Animal Kingdom, the Australian crime export from first time director David Michôd, is a pretty good film that falls short of being great by making one crucial mistake. It’s remarkable how good it is; devastating how much better it should’ve been.
Kingdom tells the story of Joshua “J” Cody (James Frecheville), a teenager who has to move in with his grandmother and uncles after his mother dies. The only problem is that J’s uncles are a band of criminals known as the Cody Boys that are locked in a seemingly unending war with Melbourne’s quick to the trigger law enforcement. J soon finds himself caught up in their world as it spirals into a more and more violent place, all the while he trying to figure out where he stands.
There is much to praise here. Michôd directs with an expert hand for a first timer, choosing to ignore the glitz and glamour that often romanticizes many crime films. Instead, he opts for a gritty, often hand held approach that creates a disarmingly intimate portrait of a family gone wrong. He gives the film a definite texture; a scent. It sweats. You can taste it.

Actions to take:
- 1) According to the Animal Kingdom review, why does J end up living among the Cody Boys? Answer in one to three sentences.
- 2) Can you output the entries starting at the line that contains "chart-title: B (316, 10, 332, 36)" and ending after the line that contains "data-label: 42.3% (634, 301, 778, 352)", with both of those lines included?
The review and the entries that follow it come from unrelated sources.

Task input:
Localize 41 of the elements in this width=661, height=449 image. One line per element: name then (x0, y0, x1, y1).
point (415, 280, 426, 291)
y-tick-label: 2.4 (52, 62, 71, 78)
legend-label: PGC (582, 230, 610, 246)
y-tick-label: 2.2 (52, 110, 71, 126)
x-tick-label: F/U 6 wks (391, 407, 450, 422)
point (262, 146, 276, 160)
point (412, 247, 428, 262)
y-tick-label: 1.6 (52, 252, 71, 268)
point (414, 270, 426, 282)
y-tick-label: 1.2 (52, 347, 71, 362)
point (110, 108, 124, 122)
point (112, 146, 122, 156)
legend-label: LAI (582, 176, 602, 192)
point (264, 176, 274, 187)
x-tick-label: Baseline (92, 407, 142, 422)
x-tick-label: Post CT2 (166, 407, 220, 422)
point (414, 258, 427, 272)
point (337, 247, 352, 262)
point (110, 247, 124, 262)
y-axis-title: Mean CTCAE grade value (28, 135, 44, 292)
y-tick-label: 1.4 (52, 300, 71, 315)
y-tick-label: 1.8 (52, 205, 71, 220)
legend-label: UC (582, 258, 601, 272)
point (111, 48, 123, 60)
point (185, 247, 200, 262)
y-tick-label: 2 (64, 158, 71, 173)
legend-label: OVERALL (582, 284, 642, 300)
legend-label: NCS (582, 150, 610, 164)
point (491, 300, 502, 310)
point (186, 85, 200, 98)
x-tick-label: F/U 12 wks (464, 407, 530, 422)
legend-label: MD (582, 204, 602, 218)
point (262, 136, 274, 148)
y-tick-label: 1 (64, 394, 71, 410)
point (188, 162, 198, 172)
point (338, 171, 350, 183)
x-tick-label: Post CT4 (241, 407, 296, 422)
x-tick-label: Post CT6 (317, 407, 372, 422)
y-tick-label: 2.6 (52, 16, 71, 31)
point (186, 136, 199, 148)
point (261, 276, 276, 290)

* * *

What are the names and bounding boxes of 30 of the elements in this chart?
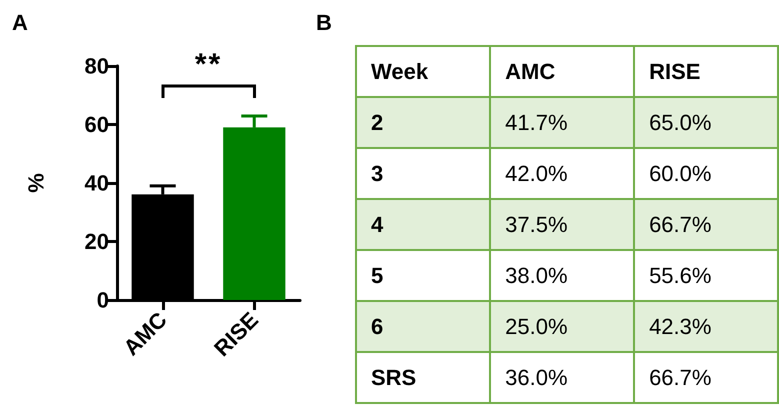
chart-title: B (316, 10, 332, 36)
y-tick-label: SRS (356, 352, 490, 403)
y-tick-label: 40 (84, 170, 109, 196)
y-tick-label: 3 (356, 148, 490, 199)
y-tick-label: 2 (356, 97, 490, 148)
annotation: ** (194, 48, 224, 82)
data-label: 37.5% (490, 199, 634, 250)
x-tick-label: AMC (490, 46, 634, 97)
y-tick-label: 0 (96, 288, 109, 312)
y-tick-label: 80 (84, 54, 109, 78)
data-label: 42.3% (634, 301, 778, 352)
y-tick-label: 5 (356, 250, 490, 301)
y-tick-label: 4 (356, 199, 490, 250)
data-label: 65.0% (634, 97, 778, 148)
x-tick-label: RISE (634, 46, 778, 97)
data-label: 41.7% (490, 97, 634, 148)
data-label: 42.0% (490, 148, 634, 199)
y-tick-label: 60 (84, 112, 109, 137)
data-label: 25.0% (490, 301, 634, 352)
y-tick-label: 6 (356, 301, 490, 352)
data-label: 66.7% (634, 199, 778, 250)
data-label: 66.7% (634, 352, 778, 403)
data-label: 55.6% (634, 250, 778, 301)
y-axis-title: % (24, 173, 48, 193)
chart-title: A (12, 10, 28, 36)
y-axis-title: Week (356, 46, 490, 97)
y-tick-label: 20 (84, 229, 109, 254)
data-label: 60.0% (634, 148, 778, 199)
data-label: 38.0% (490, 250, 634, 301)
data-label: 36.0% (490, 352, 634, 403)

--

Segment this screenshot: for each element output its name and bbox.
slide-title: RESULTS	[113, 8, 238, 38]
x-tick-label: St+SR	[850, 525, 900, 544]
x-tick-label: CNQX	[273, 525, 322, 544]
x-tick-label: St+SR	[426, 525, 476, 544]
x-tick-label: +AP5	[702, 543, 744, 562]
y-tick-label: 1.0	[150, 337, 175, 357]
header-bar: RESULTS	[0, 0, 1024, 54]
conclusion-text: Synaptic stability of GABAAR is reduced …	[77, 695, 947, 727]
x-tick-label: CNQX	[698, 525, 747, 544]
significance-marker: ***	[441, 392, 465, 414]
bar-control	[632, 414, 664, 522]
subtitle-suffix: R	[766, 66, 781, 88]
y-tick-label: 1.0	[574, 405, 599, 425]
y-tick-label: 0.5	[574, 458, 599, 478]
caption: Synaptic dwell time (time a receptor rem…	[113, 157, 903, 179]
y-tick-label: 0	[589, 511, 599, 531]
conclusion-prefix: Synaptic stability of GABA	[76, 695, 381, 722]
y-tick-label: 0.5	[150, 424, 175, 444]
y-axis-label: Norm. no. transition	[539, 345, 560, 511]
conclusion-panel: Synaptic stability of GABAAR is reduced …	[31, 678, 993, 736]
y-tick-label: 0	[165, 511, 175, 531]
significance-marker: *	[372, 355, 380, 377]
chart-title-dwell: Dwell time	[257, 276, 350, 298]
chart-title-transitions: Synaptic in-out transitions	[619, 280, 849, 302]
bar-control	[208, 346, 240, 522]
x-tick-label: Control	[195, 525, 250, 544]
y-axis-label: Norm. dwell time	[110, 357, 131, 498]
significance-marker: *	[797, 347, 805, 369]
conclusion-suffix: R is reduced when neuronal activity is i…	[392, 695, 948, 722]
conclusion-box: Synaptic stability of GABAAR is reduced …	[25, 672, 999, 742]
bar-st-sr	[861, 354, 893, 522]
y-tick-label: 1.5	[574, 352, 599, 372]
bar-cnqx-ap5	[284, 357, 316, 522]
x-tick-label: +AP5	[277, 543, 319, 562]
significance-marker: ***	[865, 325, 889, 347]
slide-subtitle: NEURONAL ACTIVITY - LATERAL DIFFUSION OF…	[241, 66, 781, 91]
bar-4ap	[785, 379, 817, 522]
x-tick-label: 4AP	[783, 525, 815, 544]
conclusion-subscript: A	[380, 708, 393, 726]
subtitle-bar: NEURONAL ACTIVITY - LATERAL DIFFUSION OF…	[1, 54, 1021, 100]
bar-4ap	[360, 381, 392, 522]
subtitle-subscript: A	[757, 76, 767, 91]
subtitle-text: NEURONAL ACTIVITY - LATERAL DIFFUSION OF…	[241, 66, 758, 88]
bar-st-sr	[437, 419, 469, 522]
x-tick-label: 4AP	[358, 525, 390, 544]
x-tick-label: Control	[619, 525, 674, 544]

Solutions to each task:
- 1) After his mother dies, J has to move in with his grandmother and uncles. His uncles are the band of criminals known as the Cody Boys.

- 2)
chart-title: B (316, 10, 332, 36)
y-tick-label: SRS (356, 352, 490, 403)
y-tick-label: 40 (84, 170, 109, 196)
y-tick-label: 3 (356, 148, 490, 199)
y-tick-label: 2 (356, 97, 490, 148)
annotation: ** (194, 48, 224, 82)
data-label: 37.5% (490, 199, 634, 250)
x-tick-label: AMC (490, 46, 634, 97)
y-tick-label: 0 (96, 288, 109, 312)
y-tick-label: 80 (84, 54, 109, 78)
data-label: 42.3% (634, 301, 778, 352)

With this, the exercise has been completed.